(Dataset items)

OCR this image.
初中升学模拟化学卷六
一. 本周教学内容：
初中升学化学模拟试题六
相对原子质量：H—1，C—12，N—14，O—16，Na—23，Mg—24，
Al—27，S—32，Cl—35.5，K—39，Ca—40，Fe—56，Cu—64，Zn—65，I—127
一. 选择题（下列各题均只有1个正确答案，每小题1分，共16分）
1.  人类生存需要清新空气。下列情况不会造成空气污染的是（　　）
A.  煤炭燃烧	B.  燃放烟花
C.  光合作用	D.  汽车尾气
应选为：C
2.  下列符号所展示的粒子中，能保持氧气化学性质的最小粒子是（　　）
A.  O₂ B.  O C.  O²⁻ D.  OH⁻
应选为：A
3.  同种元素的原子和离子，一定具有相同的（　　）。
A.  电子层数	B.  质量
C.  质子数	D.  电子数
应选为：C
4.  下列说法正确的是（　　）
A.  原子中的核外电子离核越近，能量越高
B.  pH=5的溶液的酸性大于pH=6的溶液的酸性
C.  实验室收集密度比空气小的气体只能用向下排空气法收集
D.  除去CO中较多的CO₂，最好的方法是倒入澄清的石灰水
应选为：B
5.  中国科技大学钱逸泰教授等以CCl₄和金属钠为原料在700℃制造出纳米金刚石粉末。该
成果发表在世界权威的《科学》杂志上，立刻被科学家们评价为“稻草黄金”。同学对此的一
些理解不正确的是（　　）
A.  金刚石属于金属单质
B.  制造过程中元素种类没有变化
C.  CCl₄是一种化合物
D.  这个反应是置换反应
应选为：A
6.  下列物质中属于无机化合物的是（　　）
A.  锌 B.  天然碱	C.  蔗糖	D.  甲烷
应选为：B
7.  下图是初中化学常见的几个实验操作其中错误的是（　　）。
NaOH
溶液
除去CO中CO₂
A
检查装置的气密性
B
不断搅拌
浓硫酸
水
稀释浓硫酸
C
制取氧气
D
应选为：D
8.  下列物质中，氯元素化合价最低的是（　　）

▶ **OBJECTIVE**: Using the listing above, reproduce each line without omission.

▶ **COMPLETED EXERCISE**:
OCR this image.
初中升学模拟化学卷六
一. 本周教学内容：
初中升学化学模拟试题六
相对原子质量：H—1，C—12，N—14，O—16，Na—23，Mg—24，
Al—27，S—32，Cl—35.5，K—39，Ca—40，Fe—56，Cu—64，Zn—65，I—127
一. 选择题（下列各题均只有1个正确答案，每小题1分，共16分）
1.  人类生存需要清新空气。下列情况不会造成空气污染的是（　　）
A.  煤炭燃烧	B.  燃放烟花
C.  光合作用	D.  汽车尾气
应选为：C
2.  下列符号所展示的粒子中，能保持氧气化学性质的最小粒子是（　　）
A.  O₂ B.  O C.  O²⁻ D.  OH⁻
应选为：A
3.  同种元素的原子和离子，一定具有相同的（　　）。
A.  电子层数	B.  质量
C.  质子数	D.  电子数
应选为：C
4.  下列说法正确的是（　　）
A.  原子中的核外电子离核越近，能量越高
B.  pH=5的溶液的酸性大于pH=6的溶液的酸性
C.  实验室收集密度比空气小的气体只能用向下排空气法收集
D.  除去CO中较多的CO₂，最好的方法是倒入澄清的石灰水
应选为：B
5.  中国科技大学钱逸泰教授等以CCl₄和金属钠为原料在700℃制造出纳米金刚石粉末。该
成果发表在世界权威的《科学》杂志上，立刻被科学家们评价为“稻草黄金”。同学对此的一
些理解不正确的是（　　）
A.  金刚石属于金属单质
B.  制造过程中元素种类没有变化
C.  CCl₄是一种化合物
D.  这个反应是置换反应
应选为：A
6.  下列物质中属于无机化合物的是（　　）
A.  锌 B.  天然碱	C.  蔗糖	D.  甲烷
应选为：B
7.  下图是初中化学常见的几个实验操作其中错误的是（　　）。
NaOH
溶液
除去CO中CO₂
A
检查装置的气密性
B
不断搅拌
浓硫酸
水
稀释浓硫酸
C
制取氧气
D
应选为：D
8.  下列物质中，氯元素化合价最低的是（　　）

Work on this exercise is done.